[Data listing]
--
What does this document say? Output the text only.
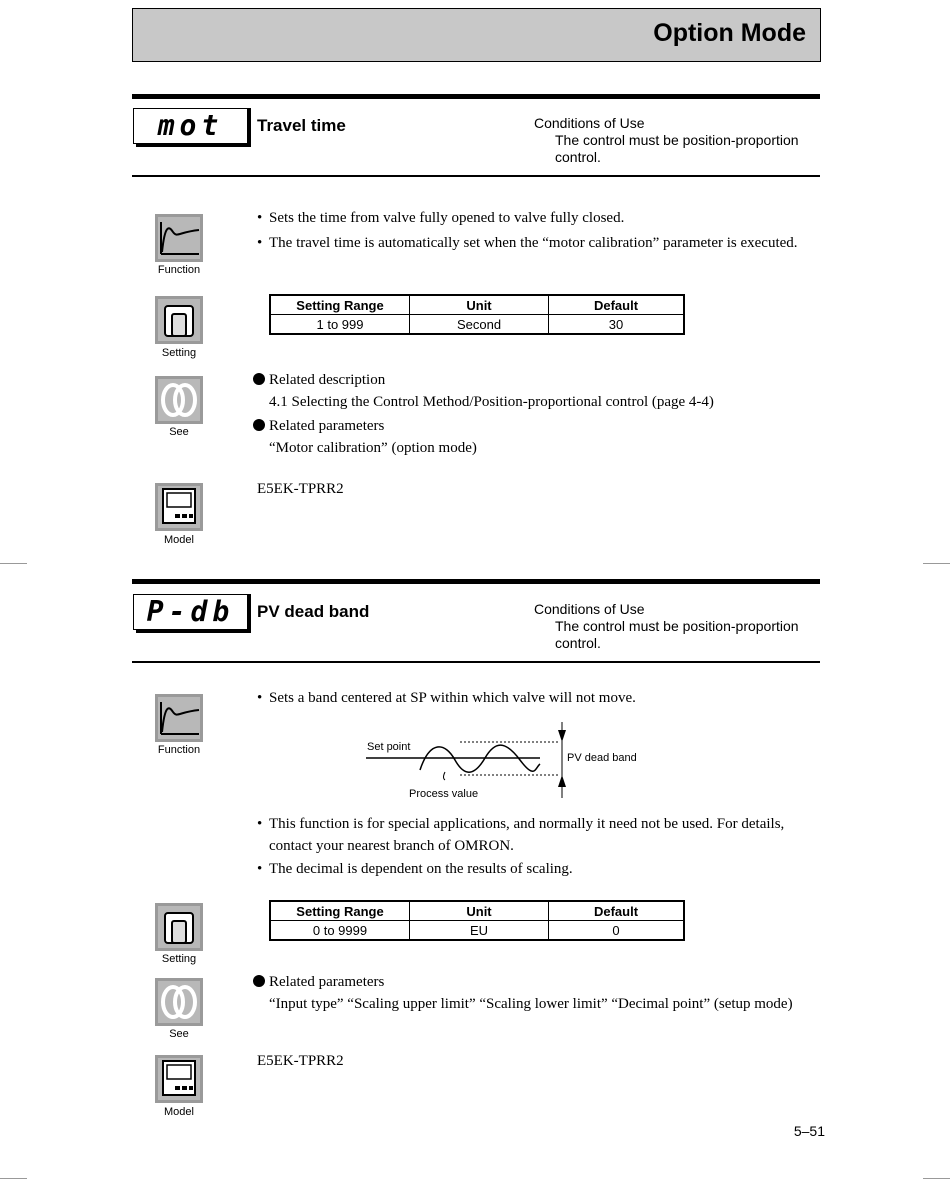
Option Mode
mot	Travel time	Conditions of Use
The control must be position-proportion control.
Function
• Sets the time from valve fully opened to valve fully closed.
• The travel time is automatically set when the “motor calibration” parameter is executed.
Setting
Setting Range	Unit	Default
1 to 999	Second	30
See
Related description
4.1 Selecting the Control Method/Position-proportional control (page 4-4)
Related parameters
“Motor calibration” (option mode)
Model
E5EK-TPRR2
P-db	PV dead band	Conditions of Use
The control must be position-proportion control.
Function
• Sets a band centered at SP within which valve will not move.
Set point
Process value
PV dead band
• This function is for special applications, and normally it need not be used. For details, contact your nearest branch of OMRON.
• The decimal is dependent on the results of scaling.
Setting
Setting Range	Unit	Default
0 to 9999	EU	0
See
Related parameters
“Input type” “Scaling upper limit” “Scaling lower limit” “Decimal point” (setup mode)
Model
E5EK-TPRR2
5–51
--
> **AIM**:
Transcribe the material exactly, keeping every word and none of the pictures.

> **EXERCISE RESULT**:
What does this document say? Output the text only.
Option Mode
mot	Travel time	Conditions of Use
The control must be position-proportion control.
Function
• Sets the time from valve fully opened to valve fully closed.
• The travel time is automatically set when the “motor calibration” parameter is executed.
Setting
Setting Range	Unit	Default
1 to 999	Second	30
See
Related description
4.1 Selecting the Control Method/Position-proportional control (page 4-4)
Related parameters
“Motor calibration” (option mode)
Model
E5EK-TPRR2
P-db	PV dead band	Conditions of Use
The control must be position-proportion control.
Function
• Sets a band centered at SP within which valve will not move.
Set point
Process value
PV dead band
• This function is for special applications, and normally it need not be used. For details, contact your nearest branch of OMRON.
• The decimal is dependent on the results of scaling.
Setting
Setting Range	Unit	Default
0 to 9999	EU	0
See
Related parameters
“Input type” “Scaling upper limit” “Scaling lower limit” “Decimal point” (setup mode)
Model
E5EK-TPRR2
5–51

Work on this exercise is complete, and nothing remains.